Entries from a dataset

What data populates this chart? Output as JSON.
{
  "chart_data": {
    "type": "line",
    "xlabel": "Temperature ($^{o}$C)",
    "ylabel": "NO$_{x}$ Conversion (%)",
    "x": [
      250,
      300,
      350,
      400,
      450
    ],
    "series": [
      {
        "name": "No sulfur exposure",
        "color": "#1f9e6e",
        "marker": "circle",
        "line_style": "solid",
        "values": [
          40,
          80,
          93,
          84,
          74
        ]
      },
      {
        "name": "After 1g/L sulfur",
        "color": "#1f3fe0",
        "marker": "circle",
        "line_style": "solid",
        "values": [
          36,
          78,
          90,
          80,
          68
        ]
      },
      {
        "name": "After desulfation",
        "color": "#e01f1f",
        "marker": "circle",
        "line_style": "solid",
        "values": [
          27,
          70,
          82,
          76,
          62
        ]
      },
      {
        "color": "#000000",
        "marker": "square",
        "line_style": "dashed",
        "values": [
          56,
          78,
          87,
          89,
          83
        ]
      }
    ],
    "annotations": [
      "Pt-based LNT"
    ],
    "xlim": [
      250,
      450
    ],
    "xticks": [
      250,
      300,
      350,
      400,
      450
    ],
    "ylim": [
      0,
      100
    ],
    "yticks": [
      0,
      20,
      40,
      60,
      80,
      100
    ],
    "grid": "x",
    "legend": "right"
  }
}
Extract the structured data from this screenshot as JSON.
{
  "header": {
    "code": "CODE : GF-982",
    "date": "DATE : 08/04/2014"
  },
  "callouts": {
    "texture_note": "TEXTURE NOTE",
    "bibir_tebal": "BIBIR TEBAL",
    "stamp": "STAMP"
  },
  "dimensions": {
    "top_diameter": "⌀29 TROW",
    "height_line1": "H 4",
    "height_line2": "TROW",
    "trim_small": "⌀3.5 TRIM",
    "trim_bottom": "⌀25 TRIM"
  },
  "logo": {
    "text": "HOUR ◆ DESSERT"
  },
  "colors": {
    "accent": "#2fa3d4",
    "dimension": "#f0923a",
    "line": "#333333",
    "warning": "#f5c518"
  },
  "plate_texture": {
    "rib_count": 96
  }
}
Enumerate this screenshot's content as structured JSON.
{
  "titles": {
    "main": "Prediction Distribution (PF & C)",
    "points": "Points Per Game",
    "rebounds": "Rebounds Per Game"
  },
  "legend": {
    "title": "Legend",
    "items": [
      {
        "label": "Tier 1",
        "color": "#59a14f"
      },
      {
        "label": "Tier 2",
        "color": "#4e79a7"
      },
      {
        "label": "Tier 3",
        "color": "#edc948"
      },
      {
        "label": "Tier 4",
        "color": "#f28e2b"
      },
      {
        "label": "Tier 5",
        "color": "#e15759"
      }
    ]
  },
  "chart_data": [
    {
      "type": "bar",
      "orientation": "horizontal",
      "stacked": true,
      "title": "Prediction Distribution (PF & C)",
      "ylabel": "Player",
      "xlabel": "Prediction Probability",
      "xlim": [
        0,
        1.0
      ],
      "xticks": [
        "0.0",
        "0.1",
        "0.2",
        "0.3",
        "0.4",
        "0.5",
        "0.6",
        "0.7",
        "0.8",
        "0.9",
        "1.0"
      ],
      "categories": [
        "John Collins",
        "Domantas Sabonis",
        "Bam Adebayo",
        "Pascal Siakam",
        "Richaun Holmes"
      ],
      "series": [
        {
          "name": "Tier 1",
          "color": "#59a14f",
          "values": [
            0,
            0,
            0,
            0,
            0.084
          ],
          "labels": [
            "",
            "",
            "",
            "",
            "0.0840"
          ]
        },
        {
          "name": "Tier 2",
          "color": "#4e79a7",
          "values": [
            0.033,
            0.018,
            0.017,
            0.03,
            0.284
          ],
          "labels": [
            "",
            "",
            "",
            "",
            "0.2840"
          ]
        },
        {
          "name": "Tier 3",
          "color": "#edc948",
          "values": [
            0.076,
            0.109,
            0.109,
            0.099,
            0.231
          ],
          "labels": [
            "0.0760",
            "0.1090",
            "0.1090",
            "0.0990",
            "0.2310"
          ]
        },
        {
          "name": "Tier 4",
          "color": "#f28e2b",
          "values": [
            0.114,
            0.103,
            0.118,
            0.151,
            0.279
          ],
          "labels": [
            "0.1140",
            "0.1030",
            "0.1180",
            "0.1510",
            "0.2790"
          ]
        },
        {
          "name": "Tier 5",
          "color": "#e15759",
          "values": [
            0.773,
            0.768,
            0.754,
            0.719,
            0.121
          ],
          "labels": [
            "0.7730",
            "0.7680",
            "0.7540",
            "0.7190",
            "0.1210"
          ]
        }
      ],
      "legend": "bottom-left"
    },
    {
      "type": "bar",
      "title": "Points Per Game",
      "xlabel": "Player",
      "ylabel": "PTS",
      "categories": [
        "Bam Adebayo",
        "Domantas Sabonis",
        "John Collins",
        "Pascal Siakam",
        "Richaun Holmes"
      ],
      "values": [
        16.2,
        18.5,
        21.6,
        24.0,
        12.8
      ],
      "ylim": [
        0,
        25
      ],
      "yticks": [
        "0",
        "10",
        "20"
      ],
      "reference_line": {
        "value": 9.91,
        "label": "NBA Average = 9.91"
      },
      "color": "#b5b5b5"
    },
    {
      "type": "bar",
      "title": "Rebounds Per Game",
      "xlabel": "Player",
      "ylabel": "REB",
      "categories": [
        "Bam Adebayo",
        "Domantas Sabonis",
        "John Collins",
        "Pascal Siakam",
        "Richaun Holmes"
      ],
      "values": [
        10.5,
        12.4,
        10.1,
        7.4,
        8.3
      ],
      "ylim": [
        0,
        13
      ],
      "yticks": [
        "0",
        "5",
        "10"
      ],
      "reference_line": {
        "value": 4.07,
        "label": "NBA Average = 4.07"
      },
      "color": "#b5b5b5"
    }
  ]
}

## WORK TO BE COMPLETED
Nothing should be changed: write out all of the data as is.

## RESULT FOR THIS TASK
What data populates this chart? Output as JSON.
{
  "chart_data": {
    "type": "line",
    "xlabel": "Temperature ($^{o}$C)",
    "ylabel": "NO$_{x}$ Conversion (%)",
    "x": [
      250,
      300,
      350,
      400,
      450
    ],
    "series": [
      {
        "name": "No sulfur exposure",
        "color": "#1f9e6e",
        "marker": "circle",
        "line_style": "solid",
        "values": [
          40,
          80,
          93,
          84,
          74
        ]
      },
      {
        "name": "After 1g/L sulfur",
        "color": "#1f3fe0",
        "marker": "circle",
        "line_style": "solid",
        "values": [
          36,
          78,
          90,
          80,
          68
        ]
      },
      {
        "name": "After desulfation",
        "color": "#e01f1f",
        "marker": "circle",
        "line_style": "solid",
        "values": [
          27,
          70,
          82,
          76,
          62
        ]
      },
      {
        "color": "#000000",
        "marker": "square",
        "line_style": "dashed",
        "values": [
          56,
          78,
          87,
          89,
          83
        ]
      }
    ],
    "annotations": [
      "Pt-based LNT"
    ],
    "xlim": [
      250,
      450
    ],
    "xticks": [
      250,
      300,
      350,
      400,
      450
    ],
    "ylim": [
      0,
      100
    ],
    "yticks": [
      0,
      20,
      40,
      60,
      80,
      100
    ],
    "grid": "x",
    "legend": "right"
  }
}
Extract the structured data from this screenshot as JSON.
{
  "header": {
    "code": "CODE : GF-982",
    "date": "DATE : 08/04/2014"
  },
  "callouts": {
    "texture_note": "TEXTURE NOTE",
    "bibir_tebal": "BIBIR TEBAL",
    "stamp": "STAMP"
  },
  "dimensions": {
    "top_diameter": "⌀29 TROW",
    "height_line1": "H 4",
    "height_line2": "TROW",
    "trim_small": "⌀3.5 TRIM",
    "trim_bottom": "⌀25 TRIM"
  },
  "logo": {
    "text": "HOUR ◆ DESSERT"
  },
  "colors": {
    "accent": "#2fa3d4",
    "dimension": "#f0923a",
    "line": "#333333",
    "warning": "#f5c518"
  },
  "plate_texture": {
    "rib_count": 96
  }
}
Enumerate this screenshot's content as structured JSON.
{
  "titles": {
    "main": "Prediction Distribution (PF & C)",
    "points": "Points Per Game",
    "rebounds": "Rebounds Per Game"
  },
  "legend": {
    "title": "Legend",
    "items": [
      {
        "label": "Tier 1",
        "color": "#59a14f"
      },
      {
        "label": "Tier 2",
        "color": "#4e79a7"
      },
      {
        "label": "Tier 3",
        "color": "#edc948"
      },
      {
        "label": "Tier 4",
        "color": "#f28e2b"
      },
      {
        "label": "Tier 5",
        "color": "#e15759"
      }
    ]
  },
  "chart_data": [
    {
      "type": "bar",
      "orientation": "horizontal",
      "stacked": true,
      "title": "Prediction Distribution (PF & C)",
      "ylabel": "Player",
      "xlabel": "Prediction Probability",
      "xlim": [
        0,
        1.0
      ],
      "xticks": [
        "0.0",
        "0.1",
        "0.2",
        "0.3",
        "0.4",
        "0.5",
        "0.6",
        "0.7",
        "0.8",
        "0.9",
        "1.0"
      ],
      "categories": [
        "John Collins",
        "Domantas Sabonis",
        "Bam Adebayo",
        "Pascal Siakam",
        "Richaun Holmes"
      ],
      "series": [
        {
          "name": "Tier 1",
          "color": "#59a14f",
          "values": [
            0,
            0,
            0,
            0,
            0.084
          ],
          "labels": [
            "",
            "",
            "",
            "",
            "0.0840"
          ]
        },
        {
          "name": "Tier 2",
          "color": "#4e79a7",
          "values": [
            0.033,
            0.018,
            0.017,
            0.03,
            0.284
          ],
          "labels": [
            "",
            "",
            "",
            "",
            "0.2840"
          ]
        },
        {
          "name": "Tier 3",
          "color": "#edc948",
          "values": [
            0.076,
            0.109,
            0.109,
            0.099,
            0.231
          ],
          "labels": [
            "0.0760",
            "0.1090",
            "0.1090",
            "0.0990",
            "0.2310"
          ]
        },
        {
          "name": "Tier 4",
          "color": "#f28e2b",
          "values": [
            0.114,
            0.103,
            0.118,
            0.151,
            0.279
          ],
          "labels": [
            "0.1140",
            "0.1030",
            "0.1180",
            "0.1510",
            "0.2790"
          ]
        },
        {
          "name": "Tier 5",
          "color": "#e15759",
          "values": [
            0.773,
            0.768,
            0.754,
            0.719,
            0.121
          ],
          "labels": [
            "0.7730",
            "0.7680",
            "0.7540",
            "0.7190",
            "0.1210"
          ]
        }
      ],
      "legend": "bottom-left"
    },
    {
      "type": "bar",
      "title": "Points Per Game",
      "xlabel": "Player",
      "ylabel": "PTS",
      "categories": [
        "Bam Adebayo",
        "Domantas Sabonis",
        "John Collins",
        "Pascal Siakam",
        "Richaun Holmes"
      ],
      "values": [
        16.2,
        18.5,
        21.6,
        24.0,
        12.8
      ],
      "ylim": [
        0,
        25
      ],
      "yticks": [
        "0",
        "10",
        "20"
      ],
      "reference_line": {
        "value": 9.91,
        "label": "NBA Average = 9.91"
      },
      "color": "#b5b5b5"
    },
    {
      "type": "bar",
      "title": "Rebounds Per Game",
      "xlabel": "Player",
      "ylabel": "REB",
      "categories": [
        "Bam Adebayo",
        "Domantas Sabonis",
        "John Collins",
        "Pascal Siakam",
        "Richaun Holmes"
      ],
      "values": [
        10.5,
        12.4,
        10.1,
        7.4,
        8.3
      ],
      "ylim": [
        0,
        13
      ],
      "yticks": [
        "0",
        "5",
        "10"
      ],
      "reference_line": {
        "value": 4.07,
        "label": "NBA Average = 4.07"
      },
      "color": "#b5b5b5"
    }
  ]
}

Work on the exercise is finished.